### What is needed
Please pull out every line that includes the string "this".

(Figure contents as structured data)
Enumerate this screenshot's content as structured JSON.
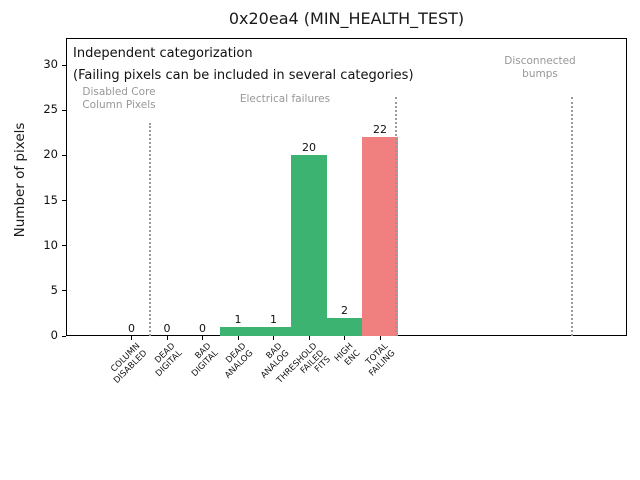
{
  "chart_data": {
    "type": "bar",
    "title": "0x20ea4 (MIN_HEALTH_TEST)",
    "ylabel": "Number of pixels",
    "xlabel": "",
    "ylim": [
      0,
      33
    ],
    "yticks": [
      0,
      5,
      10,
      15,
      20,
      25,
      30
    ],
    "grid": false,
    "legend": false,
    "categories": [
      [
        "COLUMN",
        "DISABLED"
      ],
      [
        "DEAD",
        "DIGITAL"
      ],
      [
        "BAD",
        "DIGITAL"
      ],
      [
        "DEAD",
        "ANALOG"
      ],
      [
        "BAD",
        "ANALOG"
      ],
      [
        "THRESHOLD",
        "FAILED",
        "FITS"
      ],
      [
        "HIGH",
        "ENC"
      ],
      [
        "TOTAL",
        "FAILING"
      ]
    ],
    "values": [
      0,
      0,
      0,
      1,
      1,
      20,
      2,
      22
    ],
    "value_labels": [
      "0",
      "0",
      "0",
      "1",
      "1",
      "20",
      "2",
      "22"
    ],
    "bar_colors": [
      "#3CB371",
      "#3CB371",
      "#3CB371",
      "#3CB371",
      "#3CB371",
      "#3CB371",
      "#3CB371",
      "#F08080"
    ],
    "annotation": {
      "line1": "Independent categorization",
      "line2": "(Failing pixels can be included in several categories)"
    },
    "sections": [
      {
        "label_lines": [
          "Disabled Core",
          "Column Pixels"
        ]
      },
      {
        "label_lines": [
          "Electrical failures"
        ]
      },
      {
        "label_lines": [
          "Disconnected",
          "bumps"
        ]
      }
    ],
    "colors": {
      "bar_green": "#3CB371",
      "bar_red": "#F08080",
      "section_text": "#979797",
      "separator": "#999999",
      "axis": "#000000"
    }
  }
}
--
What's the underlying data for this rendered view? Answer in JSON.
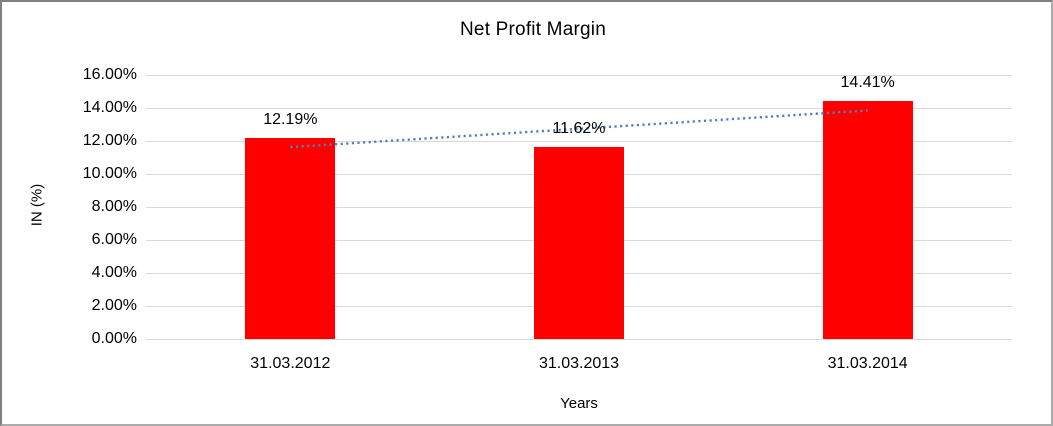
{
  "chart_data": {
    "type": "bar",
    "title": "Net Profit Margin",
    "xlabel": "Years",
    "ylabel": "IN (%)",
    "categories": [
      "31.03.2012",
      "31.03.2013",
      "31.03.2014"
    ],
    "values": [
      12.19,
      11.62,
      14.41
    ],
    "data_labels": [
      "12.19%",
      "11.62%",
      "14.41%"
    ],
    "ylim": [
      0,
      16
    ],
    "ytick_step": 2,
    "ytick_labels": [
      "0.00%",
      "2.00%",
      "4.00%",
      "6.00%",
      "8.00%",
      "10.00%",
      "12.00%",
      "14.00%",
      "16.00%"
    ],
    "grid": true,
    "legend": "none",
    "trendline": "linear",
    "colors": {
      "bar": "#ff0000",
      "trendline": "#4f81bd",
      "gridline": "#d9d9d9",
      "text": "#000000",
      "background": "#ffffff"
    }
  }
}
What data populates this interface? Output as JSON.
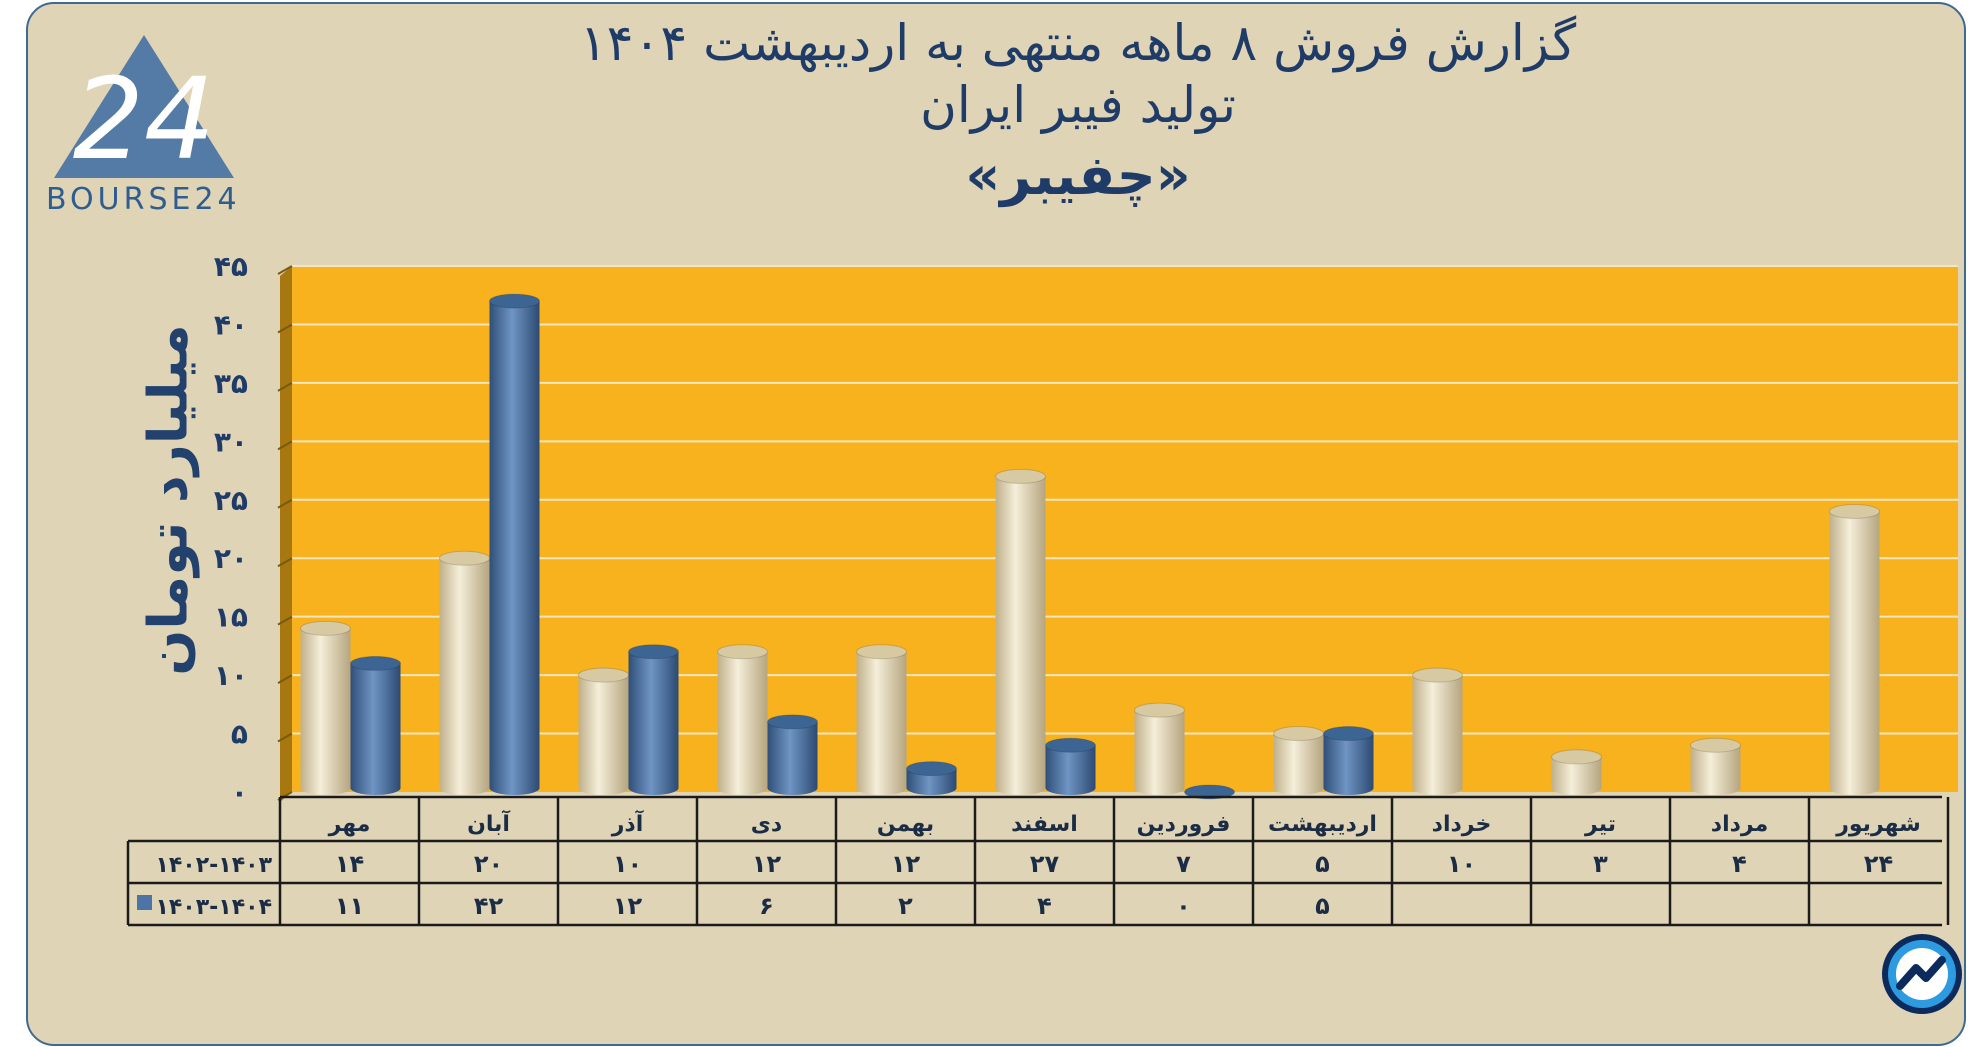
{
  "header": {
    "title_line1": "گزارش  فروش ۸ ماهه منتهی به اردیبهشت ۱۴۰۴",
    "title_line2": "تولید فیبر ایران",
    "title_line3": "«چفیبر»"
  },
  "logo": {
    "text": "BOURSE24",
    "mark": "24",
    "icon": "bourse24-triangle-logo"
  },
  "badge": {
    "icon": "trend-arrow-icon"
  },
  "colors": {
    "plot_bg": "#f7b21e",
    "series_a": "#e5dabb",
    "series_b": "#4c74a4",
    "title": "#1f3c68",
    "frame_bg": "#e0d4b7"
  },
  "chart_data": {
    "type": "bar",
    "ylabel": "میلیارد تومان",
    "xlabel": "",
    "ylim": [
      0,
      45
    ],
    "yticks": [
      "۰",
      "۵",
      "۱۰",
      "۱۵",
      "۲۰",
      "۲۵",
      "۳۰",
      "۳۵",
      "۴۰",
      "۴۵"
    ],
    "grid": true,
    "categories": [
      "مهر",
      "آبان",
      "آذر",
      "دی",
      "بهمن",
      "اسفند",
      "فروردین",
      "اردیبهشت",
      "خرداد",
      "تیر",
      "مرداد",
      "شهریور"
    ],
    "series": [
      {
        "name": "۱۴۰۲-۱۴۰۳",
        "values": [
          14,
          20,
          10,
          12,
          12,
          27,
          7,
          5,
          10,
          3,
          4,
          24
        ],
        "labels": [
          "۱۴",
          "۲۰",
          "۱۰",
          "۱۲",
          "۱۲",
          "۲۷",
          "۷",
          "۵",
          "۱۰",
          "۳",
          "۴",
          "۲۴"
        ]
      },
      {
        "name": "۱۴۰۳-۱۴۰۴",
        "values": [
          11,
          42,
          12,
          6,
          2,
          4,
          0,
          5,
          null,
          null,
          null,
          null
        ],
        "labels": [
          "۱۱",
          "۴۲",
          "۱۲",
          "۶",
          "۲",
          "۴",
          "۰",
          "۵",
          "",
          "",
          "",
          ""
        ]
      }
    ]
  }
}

### Written solution
Enumerate this screenshot's content as structured JSON.
What's the underlying data for this rendered view? Answer in JSON.
What data populates this interface? Output as JSON.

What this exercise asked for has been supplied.